#### GOAL:
Look through the records below, count the lines with the word "differential", and reply with only the number.

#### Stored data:
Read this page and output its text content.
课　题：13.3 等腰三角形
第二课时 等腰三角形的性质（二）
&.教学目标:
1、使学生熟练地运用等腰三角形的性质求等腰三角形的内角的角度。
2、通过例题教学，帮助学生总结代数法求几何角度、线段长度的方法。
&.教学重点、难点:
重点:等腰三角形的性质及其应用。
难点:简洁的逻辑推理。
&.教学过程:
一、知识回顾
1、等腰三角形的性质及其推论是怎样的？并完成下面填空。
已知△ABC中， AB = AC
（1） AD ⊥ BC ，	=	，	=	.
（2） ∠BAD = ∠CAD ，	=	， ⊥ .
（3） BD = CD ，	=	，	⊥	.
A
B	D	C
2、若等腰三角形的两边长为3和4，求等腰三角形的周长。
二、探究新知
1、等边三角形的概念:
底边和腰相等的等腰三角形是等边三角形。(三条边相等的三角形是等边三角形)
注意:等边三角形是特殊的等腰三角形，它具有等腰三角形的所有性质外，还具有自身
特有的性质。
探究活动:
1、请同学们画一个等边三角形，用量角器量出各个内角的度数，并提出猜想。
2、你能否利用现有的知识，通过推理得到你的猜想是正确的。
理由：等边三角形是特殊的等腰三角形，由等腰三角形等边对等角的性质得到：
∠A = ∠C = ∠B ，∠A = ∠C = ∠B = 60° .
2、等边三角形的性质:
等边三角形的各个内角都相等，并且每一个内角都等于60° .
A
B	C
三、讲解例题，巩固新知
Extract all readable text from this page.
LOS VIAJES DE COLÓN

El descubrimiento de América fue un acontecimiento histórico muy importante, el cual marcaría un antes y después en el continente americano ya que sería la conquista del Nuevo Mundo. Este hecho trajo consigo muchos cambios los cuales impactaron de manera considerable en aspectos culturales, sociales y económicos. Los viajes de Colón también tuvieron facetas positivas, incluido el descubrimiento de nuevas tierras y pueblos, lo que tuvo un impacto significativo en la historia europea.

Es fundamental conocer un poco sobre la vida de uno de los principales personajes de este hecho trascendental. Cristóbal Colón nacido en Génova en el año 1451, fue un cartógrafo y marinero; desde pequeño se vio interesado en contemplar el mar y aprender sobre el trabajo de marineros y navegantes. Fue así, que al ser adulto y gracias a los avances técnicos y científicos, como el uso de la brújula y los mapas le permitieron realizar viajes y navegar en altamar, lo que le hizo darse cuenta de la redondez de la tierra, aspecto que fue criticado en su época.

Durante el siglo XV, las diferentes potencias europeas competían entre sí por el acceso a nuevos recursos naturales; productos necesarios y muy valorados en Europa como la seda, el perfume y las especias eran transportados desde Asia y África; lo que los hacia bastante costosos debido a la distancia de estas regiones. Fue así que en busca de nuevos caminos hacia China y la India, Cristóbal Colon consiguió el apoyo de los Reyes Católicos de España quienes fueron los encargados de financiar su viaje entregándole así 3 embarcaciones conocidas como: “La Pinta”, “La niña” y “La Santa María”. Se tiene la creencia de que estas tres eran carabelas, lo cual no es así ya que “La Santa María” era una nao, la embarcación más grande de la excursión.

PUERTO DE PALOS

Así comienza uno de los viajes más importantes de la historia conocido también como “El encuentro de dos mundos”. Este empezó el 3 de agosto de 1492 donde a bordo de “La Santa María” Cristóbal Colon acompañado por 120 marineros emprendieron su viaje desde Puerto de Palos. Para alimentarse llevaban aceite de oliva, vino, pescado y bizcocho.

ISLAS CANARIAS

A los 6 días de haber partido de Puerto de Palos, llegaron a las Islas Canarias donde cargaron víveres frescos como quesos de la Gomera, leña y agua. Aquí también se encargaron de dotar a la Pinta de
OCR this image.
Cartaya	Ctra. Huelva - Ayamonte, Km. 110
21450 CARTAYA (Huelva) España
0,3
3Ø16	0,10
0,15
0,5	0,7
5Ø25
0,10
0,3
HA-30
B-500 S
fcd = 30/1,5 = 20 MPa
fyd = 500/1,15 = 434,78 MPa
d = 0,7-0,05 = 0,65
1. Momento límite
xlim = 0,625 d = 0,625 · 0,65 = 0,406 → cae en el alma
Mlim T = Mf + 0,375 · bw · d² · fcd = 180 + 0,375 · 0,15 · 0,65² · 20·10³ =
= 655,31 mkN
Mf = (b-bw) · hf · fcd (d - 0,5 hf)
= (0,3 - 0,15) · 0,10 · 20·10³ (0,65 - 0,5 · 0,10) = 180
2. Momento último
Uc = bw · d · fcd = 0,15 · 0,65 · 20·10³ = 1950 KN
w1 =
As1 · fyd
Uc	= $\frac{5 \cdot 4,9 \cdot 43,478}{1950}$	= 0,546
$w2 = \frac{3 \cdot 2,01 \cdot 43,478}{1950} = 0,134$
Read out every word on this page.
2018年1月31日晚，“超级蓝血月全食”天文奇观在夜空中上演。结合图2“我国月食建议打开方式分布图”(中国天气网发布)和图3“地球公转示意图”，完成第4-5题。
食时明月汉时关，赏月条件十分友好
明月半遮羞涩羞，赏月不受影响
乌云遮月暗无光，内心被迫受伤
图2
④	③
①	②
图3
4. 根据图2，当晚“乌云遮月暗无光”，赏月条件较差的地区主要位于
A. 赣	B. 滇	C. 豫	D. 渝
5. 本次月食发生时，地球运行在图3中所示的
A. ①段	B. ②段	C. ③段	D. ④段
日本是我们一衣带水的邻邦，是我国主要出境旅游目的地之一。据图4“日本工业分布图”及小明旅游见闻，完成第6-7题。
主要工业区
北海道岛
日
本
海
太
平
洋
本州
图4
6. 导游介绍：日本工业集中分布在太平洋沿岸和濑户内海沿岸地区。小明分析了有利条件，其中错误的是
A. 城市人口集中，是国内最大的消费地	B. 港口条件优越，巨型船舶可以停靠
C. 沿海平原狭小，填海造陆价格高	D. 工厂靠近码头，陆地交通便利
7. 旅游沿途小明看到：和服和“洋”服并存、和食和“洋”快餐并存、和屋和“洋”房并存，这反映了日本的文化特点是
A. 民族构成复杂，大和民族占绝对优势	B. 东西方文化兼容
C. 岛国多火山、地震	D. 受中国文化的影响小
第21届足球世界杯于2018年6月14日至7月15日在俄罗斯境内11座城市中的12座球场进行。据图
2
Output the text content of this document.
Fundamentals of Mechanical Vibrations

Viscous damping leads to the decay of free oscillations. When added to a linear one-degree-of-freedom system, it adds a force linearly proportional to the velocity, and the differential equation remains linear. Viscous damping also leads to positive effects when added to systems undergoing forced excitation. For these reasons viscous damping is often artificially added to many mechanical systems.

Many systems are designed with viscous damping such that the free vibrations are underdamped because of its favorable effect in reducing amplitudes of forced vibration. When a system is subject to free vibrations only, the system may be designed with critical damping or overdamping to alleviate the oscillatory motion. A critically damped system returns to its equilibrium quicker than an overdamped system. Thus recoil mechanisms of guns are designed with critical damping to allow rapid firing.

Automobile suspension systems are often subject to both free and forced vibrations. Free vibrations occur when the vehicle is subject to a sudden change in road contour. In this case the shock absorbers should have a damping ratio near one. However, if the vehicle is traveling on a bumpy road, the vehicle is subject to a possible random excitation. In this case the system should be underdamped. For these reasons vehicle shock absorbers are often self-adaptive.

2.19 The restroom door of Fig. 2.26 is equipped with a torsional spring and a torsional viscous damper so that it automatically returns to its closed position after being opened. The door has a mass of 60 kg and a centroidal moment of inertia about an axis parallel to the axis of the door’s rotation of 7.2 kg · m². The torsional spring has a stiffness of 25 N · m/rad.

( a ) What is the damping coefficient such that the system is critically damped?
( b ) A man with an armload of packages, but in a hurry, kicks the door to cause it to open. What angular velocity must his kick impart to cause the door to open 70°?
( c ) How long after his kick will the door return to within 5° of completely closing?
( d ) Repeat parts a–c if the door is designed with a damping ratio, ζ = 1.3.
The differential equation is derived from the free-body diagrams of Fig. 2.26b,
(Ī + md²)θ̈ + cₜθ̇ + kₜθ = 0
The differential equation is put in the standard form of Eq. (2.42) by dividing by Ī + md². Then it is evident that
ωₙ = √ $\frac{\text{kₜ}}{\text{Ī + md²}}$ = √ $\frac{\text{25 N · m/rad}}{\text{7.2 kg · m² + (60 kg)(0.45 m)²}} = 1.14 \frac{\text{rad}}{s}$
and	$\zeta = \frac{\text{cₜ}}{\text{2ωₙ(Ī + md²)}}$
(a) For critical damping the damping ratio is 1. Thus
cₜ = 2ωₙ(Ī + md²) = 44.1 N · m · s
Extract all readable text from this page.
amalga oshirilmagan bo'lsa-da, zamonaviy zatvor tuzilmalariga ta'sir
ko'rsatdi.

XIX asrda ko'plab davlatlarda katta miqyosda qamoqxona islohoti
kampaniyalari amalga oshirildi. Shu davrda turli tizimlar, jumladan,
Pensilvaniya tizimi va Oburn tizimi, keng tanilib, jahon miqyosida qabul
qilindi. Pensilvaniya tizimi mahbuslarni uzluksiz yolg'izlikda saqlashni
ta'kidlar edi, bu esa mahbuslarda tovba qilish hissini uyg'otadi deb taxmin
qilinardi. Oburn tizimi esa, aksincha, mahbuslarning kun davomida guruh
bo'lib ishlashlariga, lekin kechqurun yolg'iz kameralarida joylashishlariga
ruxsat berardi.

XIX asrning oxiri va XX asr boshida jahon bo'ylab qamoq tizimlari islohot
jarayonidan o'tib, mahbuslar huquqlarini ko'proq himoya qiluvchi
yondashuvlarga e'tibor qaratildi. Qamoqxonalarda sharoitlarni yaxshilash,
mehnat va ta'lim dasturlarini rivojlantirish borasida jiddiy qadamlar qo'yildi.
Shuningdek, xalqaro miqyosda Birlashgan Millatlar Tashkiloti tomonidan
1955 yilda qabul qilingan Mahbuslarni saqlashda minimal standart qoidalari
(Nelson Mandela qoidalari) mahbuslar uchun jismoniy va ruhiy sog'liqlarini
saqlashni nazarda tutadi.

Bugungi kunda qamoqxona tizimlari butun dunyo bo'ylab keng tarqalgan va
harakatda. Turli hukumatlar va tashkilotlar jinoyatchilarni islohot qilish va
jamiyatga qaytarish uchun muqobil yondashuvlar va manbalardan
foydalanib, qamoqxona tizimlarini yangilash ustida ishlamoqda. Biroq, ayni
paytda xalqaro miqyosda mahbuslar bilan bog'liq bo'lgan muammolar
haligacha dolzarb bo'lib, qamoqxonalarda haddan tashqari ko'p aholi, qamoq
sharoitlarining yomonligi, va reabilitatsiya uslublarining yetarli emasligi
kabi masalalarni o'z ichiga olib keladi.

#### REPLY:
3